The exercise: Rewrite the items from the start through the line that contains "144, 103, 150]", putting "terminal ring" wherever "terminal circle" appears and changing nothing else.

═══ Records for processing ═══

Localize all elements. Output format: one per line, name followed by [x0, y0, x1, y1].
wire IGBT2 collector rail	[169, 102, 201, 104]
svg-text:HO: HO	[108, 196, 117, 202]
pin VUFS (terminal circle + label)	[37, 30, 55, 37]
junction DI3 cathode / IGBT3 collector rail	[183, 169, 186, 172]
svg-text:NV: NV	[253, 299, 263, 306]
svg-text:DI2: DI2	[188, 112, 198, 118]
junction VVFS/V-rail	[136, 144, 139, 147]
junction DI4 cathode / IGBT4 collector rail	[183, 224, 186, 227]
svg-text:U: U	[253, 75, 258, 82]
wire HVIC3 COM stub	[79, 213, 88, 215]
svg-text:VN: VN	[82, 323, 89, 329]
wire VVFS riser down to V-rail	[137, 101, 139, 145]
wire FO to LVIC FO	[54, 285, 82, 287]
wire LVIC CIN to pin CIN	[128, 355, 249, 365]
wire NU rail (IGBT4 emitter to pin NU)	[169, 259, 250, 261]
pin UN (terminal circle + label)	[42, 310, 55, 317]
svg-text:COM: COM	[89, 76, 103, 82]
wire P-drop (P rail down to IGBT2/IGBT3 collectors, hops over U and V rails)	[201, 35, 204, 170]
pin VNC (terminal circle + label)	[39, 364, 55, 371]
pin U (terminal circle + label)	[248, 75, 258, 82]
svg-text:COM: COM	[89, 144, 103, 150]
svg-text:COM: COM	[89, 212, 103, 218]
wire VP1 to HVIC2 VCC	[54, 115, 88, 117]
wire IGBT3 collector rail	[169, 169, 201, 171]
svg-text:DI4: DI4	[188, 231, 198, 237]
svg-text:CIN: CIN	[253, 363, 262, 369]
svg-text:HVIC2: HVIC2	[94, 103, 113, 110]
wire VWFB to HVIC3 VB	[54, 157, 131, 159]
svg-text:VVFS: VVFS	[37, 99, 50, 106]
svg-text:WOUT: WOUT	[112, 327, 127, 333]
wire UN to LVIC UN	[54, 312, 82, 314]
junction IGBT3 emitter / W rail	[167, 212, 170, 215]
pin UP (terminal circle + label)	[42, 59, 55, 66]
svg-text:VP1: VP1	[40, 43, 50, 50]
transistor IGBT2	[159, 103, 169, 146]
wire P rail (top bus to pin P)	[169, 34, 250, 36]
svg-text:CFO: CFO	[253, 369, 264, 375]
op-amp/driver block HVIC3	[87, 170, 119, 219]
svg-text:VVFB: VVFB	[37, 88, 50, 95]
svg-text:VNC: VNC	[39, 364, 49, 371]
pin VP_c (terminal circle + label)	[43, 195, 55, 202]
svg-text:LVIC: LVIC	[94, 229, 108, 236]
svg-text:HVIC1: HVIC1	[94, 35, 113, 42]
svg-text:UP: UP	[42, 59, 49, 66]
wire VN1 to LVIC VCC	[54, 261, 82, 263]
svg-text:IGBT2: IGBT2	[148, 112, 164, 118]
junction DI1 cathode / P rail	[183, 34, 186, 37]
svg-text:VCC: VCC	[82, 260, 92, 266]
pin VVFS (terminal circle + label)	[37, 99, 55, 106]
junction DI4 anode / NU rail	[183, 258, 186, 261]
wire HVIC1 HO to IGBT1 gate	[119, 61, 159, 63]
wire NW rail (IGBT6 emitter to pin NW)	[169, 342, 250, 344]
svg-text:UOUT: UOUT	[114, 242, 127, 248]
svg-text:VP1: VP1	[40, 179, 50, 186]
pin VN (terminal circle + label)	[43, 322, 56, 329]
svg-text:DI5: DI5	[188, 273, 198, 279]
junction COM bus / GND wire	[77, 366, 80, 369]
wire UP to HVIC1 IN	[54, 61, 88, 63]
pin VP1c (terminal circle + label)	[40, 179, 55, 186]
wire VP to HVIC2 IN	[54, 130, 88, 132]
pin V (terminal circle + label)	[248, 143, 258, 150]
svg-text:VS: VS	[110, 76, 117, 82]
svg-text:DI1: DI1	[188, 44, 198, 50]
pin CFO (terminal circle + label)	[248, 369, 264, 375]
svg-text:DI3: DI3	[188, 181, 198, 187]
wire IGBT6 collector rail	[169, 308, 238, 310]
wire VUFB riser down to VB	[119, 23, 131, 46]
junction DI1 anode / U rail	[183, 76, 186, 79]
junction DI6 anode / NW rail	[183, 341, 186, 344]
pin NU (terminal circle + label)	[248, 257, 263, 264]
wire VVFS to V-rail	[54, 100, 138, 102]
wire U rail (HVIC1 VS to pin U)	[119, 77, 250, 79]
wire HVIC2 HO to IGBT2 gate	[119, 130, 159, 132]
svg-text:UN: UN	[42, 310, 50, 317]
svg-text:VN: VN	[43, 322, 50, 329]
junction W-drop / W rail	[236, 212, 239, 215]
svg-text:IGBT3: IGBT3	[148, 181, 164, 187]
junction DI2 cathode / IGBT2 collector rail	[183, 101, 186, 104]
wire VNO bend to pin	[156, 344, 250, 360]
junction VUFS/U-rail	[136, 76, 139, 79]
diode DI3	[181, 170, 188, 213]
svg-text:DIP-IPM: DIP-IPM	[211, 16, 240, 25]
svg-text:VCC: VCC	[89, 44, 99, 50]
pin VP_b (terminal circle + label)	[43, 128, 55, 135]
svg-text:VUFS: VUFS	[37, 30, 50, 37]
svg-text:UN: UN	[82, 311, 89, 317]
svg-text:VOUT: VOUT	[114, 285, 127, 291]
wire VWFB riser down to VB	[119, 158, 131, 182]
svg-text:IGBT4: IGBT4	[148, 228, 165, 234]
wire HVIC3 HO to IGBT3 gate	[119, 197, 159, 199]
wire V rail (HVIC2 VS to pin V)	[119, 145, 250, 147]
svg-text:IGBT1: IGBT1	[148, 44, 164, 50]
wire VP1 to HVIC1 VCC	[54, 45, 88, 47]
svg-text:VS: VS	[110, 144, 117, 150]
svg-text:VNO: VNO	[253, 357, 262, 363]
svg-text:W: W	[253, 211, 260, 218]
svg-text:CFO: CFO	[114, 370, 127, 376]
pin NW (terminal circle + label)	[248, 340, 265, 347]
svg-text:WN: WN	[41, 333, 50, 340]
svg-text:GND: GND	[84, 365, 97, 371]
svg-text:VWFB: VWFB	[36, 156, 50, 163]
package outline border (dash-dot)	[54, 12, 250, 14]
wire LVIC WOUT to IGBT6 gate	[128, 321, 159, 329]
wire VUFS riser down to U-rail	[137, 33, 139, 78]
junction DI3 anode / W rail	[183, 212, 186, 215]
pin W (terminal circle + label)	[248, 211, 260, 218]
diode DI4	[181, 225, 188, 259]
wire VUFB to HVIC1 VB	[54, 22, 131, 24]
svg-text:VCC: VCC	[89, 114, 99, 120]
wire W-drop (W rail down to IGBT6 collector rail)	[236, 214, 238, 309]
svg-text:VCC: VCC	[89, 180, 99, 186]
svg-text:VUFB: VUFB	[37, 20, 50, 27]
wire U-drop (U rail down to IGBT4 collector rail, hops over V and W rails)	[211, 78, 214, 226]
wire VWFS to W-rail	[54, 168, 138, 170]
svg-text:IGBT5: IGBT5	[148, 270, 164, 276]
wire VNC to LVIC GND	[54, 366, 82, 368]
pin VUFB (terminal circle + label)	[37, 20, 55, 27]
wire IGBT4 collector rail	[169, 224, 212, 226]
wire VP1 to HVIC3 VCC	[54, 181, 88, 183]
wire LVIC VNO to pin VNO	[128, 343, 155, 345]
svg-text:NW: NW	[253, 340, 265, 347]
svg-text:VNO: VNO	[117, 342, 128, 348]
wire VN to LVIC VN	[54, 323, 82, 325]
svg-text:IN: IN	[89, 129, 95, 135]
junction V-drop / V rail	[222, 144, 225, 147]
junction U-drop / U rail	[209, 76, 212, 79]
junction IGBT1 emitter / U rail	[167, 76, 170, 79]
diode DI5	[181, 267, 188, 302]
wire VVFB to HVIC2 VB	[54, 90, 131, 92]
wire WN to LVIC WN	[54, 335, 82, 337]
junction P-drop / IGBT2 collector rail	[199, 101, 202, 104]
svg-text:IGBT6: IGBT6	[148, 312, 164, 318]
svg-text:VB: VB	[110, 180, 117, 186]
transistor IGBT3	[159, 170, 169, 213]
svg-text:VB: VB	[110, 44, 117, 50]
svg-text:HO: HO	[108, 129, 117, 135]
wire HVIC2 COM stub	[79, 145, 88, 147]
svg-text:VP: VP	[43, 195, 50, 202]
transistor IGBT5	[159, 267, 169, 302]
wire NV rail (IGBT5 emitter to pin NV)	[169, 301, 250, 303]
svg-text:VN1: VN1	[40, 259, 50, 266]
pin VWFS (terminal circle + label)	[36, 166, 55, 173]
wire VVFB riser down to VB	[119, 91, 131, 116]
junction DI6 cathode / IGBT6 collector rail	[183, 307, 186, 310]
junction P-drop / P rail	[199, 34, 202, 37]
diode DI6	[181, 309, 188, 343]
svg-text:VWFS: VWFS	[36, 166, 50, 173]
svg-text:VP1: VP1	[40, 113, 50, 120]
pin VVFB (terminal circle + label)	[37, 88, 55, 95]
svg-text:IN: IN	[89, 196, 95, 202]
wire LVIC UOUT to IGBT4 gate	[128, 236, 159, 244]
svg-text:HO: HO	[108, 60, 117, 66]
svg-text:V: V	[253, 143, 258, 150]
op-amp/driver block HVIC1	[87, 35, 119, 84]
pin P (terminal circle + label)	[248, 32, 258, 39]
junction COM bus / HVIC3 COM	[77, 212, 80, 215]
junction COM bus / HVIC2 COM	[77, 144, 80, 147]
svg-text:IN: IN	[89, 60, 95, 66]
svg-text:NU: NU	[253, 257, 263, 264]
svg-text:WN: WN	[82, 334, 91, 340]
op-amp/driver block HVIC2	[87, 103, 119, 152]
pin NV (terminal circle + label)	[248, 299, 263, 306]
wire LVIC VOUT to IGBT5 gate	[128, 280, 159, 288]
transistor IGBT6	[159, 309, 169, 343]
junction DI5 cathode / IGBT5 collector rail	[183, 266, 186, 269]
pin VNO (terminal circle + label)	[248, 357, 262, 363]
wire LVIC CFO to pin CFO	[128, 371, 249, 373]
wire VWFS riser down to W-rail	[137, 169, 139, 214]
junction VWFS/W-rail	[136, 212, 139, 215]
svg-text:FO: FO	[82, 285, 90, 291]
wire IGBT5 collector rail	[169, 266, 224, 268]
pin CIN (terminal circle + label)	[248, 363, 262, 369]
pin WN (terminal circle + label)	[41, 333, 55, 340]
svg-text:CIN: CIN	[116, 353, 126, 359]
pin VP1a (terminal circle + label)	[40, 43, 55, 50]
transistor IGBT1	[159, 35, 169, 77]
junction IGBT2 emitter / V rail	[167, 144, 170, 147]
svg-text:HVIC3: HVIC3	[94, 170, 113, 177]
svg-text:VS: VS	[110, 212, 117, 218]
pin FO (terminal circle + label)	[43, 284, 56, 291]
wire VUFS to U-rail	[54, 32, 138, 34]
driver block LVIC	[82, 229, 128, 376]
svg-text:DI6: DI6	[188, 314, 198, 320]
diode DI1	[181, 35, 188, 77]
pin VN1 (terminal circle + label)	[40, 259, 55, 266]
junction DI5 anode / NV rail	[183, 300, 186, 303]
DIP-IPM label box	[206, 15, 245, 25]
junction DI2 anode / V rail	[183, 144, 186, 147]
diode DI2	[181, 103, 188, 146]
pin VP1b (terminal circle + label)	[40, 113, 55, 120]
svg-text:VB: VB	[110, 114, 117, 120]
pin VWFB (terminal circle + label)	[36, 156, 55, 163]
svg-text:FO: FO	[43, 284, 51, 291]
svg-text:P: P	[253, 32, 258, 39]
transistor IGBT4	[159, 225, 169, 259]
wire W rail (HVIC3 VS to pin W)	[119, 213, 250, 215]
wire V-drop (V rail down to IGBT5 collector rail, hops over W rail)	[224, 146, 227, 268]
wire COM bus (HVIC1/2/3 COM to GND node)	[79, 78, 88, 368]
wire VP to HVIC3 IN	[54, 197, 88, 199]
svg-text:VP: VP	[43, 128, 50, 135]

═══

Task solution:
Localize all elements. Output format: one per line, name followed by [x0, y0, x1, y1].
wire IGBT2 collector rail	[169, 102, 201, 104]
svg-text:HO: HO	[108, 196, 117, 202]
pin VUFS (terminal ring + label)	[37, 30, 55, 37]
junction DI3 cathode / IGBT3 collector rail	[183, 169, 186, 172]
svg-text:NV: NV	[253, 299, 263, 306]
svg-text:DI2: DI2	[188, 112, 198, 118]
junction VVFS/V-rail	[136, 144, 139, 147]
junction DI4 cathode / IGBT4 collector rail	[183, 224, 186, 227]
svg-text:U: U	[253, 75, 258, 82]
wire HVIC3 COM stub	[79, 213, 88, 215]
svg-text:VN: VN	[82, 323, 89, 329]
wire VVFS riser down to V-rail	[137, 101, 139, 145]
wire FO to LVIC FO	[54, 285, 82, 287]
wire LVIC CIN to pin CIN	[128, 355, 249, 365]
wire NU rail (IGBT4 emitter to pin NU)	[169, 259, 250, 261]
pin UN (terminal ring + label)	[42, 310, 55, 317]
svg-text:COM: COM	[89, 76, 103, 82]
wire P-drop (P rail down to IGBT2/IGBT3 collectors, hops over U and V rails)	[201, 35, 204, 170]
pin VNC (terminal ring + label)	[39, 364, 55, 371]
pin U (terminal ring + label)	[248, 75, 258, 82]
svg-text:COM: COM	[89, 144, 103, 150]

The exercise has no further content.